Victor Hugo: Romancier de l’Abîme
Travailleurs de la mer
- Author: editor J. Hiddleston
- Title: Victor Hugo, Romancier de l’Abîme (essays)
- Published: 2002
- List Reading Challenges 2018
- Monthly reading planning
- Here is the list of the French Books Read.
- I have included reviews of books 2017 – 2018.
- Perhaps you can find a book you’d like to read!
Introduction:
- If you are interested reading any books by Victor Hugo
- ..it is always nice to have some back round information
- …you might not know!
- I’m reading Les Miserables at the moment
- …and want to read Hugo’s
- Dernier jour d’un condamné
- Travailleurs de la mer
- Here are a few notes I made after reading these essays.
Structure: 11 essays
7 essays in French
4 essays in English
Ch 2: Dernier jour d’un condamné
- Victor Hugo abandons ‘romanticisme noir’
- …in Bug-Jargal and Han d’Island.
- ..for romantic realism in Dernier jour d’un condamné.
- Hugo creates a character
- who presents arguments against capital punishment. (voice of V Hugo)
- Hugo uses the first person narrative.
- Trivia:…character never reveals the crime committed
- Trivia:…character reveals sarcastic bravoure
- ….rather than remorse for his crime.
Ch 6: Travailleurs de la mer
- In this chapter Delphine Glees draws my attention
- not only to Hugo’s writing Les Travalleurs de la mer
- but also to the drawing he made to accompany the book.
- Drawings do not represent the reality
- …but the fluctuating conditions of the sea and ships.
- Hugo stresses the impossibility of remaining stable in the world.
V. Hugo was also an artist
Ch 8: L’Homme qui rit
- This was a difficult chapter to understand
- because I have not read Hugo’s L’Homme qui rit.
- In this work Hugo uses costumes to reflect
- the personalities of the characters
- …and at times a sense of danger.
- Clothes are iridescent, opaque, white, black
- …and at time sparkling with lies!
- Themes Hugo often uses are:
- Gullibility (crédulité) of people (easily fooled)

──────

» REQUIREMENT 1
For the rows below, running from the first one through the line holding "toc-entry[interactable] (420, 437, 720, 460)", inclusive, could you write those lines out again with "diamond-bullet-icon" renamed to "bullet-marker" everywhere and nothing else changed?

» Saved entries
──────

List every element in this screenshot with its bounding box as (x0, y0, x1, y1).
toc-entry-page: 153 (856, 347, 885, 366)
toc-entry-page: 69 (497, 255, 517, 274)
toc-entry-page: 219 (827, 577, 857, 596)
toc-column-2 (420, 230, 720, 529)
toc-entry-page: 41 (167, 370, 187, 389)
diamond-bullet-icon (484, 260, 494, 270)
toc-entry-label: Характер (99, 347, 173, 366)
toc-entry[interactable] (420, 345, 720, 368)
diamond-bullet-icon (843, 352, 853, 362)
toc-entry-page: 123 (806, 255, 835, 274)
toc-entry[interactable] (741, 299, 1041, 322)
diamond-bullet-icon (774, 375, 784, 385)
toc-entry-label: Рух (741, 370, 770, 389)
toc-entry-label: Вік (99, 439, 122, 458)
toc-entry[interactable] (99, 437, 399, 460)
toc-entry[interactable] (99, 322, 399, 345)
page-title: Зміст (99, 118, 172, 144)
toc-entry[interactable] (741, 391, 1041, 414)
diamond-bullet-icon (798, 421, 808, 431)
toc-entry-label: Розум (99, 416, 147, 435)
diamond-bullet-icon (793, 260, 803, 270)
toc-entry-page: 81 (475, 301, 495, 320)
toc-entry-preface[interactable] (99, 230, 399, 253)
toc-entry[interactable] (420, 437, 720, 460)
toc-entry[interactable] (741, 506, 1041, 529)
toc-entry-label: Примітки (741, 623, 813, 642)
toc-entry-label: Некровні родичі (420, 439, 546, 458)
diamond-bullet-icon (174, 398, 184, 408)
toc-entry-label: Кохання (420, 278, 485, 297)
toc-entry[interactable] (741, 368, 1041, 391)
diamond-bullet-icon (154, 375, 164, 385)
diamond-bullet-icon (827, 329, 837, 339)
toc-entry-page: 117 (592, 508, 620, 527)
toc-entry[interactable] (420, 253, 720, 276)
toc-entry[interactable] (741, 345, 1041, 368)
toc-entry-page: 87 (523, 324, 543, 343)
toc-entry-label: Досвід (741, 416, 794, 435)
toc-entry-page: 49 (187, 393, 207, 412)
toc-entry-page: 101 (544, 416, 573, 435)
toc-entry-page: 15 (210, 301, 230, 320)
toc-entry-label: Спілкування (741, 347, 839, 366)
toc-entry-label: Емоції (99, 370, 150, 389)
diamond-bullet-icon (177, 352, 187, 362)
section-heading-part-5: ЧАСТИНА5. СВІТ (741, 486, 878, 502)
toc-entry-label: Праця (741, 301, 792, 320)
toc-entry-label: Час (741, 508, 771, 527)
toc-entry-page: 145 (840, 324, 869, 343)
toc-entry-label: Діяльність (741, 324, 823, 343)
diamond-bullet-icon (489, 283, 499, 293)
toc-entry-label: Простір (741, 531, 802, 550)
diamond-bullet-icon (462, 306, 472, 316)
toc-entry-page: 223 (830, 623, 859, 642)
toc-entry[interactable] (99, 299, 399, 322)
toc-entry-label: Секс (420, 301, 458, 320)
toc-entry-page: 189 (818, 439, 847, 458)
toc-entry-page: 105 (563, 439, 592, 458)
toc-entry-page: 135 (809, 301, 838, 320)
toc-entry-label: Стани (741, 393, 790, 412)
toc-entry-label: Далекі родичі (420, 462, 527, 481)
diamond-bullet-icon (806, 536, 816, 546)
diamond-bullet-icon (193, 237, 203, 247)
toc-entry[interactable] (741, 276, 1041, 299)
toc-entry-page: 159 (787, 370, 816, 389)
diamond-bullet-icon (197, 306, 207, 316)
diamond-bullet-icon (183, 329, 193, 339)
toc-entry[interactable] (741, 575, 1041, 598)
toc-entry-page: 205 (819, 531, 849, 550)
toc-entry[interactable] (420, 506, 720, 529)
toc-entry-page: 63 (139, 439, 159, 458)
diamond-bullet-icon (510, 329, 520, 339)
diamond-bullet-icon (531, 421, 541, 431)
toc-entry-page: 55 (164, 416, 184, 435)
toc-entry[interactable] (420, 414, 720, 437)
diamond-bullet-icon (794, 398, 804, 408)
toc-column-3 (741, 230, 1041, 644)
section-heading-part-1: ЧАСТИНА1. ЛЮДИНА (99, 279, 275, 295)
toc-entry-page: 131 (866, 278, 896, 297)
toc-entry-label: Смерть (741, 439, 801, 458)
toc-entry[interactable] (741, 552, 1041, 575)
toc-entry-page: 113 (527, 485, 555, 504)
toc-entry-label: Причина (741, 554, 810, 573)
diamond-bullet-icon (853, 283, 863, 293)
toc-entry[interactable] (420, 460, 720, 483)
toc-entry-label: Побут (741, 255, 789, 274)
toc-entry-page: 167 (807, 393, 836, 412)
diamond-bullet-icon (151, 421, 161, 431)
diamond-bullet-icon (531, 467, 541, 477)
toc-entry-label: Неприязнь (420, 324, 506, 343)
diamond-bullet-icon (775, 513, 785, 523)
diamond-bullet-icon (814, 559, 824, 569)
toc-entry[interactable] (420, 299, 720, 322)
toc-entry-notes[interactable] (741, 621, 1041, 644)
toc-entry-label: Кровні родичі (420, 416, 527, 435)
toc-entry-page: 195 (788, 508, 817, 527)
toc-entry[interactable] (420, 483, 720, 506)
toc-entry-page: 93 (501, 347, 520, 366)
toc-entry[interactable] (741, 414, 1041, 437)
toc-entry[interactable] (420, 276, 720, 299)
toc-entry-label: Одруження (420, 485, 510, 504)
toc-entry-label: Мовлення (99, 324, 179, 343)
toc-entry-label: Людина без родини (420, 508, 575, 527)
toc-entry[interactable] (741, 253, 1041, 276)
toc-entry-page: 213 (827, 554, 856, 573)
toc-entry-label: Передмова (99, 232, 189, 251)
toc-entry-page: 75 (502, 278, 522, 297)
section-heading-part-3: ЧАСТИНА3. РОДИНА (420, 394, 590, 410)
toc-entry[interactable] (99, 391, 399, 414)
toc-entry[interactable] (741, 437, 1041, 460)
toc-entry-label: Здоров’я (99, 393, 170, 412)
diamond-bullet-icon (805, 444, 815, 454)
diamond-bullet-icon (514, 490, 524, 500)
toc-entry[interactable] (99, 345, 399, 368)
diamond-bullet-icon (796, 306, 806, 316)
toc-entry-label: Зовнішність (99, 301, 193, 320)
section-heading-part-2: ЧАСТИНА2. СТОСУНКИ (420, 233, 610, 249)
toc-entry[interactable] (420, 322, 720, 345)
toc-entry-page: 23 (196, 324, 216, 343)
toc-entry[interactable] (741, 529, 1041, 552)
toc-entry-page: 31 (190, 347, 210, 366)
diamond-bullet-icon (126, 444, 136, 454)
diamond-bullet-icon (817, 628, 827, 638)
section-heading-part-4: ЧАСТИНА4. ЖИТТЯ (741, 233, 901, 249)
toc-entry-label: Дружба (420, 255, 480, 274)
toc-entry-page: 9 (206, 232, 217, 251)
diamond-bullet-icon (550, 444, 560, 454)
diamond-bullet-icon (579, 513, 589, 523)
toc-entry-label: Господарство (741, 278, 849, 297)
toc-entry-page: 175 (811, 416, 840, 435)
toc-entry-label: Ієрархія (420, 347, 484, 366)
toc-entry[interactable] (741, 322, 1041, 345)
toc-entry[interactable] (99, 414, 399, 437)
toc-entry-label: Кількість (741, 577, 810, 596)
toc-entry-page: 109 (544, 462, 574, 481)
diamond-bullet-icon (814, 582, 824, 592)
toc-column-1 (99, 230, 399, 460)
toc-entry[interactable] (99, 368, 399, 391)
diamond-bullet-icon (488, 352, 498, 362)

──────

» REQUIREMENT 2
Do these statements agree with the notes on the Hugo essays? Answer yes or no for each, quoting the deciding words. (a) Seven of the essays are in English. (b) Dernier jour d’un condamné is told in the first person. (c) The writer of the notes has read L’Homme qui rit.

» OUTPUT 1
List every element in this screenshot with its bounding box as (x0, y0, x1, y1).
toc-entry-page: 153 (856, 347, 885, 366)
toc-entry-page: 69 (497, 255, 517, 274)
toc-entry-page: 219 (827, 577, 857, 596)
toc-column-2 (420, 230, 720, 529)
toc-entry-page: 41 (167, 370, 187, 389)
bullet-marker (484, 260, 494, 270)
toc-entry-label: Характер (99, 347, 173, 366)
toc-entry[interactable] (420, 345, 720, 368)
bullet-marker (843, 352, 853, 362)
toc-entry-page: 123 (806, 255, 835, 274)
toc-entry[interactable] (741, 299, 1041, 322)
bullet-marker (774, 375, 784, 385)
toc-entry-label: Рух (741, 370, 770, 389)
toc-entry-label: Вік (99, 439, 122, 458)
toc-entry[interactable] (99, 437, 399, 460)
toc-entry[interactable] (99, 322, 399, 345)
page-title: Зміст (99, 118, 172, 144)
toc-entry[interactable] (741, 391, 1041, 414)
bullet-marker (798, 421, 808, 431)
toc-entry-label: Розум (99, 416, 147, 435)
bullet-marker (793, 260, 803, 270)
toc-entry-page: 81 (475, 301, 495, 320)
toc-entry-preface[interactable] (99, 230, 399, 253)
toc-entry[interactable] (420, 437, 720, 460)

» OUTPUT 2
(a) No: "7 essays in French" and "4 essays in English".
(b) Yes: "Hugo uses the first person narrative."
(c) No: "because I have not read Hugo’s L’Homme qui rit."